Below are some entries. Output each one exactly as it appears.

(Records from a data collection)
--------------------

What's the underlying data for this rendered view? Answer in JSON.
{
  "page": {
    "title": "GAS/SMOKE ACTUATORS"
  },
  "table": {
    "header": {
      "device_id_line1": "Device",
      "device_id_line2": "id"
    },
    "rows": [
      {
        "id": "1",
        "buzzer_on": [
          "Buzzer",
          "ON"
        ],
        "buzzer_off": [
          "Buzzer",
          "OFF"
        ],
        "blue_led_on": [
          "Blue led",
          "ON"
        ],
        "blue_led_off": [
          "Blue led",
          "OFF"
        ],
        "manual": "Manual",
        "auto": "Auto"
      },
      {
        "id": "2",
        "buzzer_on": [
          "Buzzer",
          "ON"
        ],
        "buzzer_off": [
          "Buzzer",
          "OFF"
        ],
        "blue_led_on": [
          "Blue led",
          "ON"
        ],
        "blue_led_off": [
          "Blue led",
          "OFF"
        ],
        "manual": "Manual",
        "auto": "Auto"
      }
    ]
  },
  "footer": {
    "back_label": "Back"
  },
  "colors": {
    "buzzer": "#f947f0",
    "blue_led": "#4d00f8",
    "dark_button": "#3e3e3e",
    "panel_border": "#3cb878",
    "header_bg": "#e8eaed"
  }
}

--------------------

# COMPLETED TASK
What's the underlying data for this rendered view? Answer in JSON.
{
  "page": {
    "title": "GAS/SMOKE ACTUATORS"
  },
  "table": {
    "header": {
      "device_id_line1": "Device",
      "device_id_line2": "id"
    },
    "rows": [
      {
        "id": "1",
        "buzzer_on": [
          "Buzzer",
          "ON"
        ],
        "buzzer_off": [
          "Buzzer",
          "OFF"
        ],
        "blue_led_on": [
          "Blue led",
          "ON"
        ],
        "blue_led_off": [
          "Blue led",
          "OFF"
        ],
        "manual": "Manual",
        "auto": "Auto"
      },
      {
        "id": "2",
        "buzzer_on": [
          "Buzzer",
          "ON"
        ],
        "buzzer_off": [
          "Buzzer",
          "OFF"
        ],
        "blue_led_on": [
          "Blue led",
          "ON"
        ],
        "blue_led_off": [
          "Blue led",
          "OFF"
        ],
        "manual": "Manual",
        "auto": "Auto"
      }
    ]
  },
  "footer": {
    "back_label": "Back"
  },
  "colors": {
    "buzzer": "#f947f0",
    "blue_led": "#4d00f8",
    "dark_button": "#3e3e3e",
    "panel_border": "#3cb878",
    "header_bg": "#e8eaed"
  }
}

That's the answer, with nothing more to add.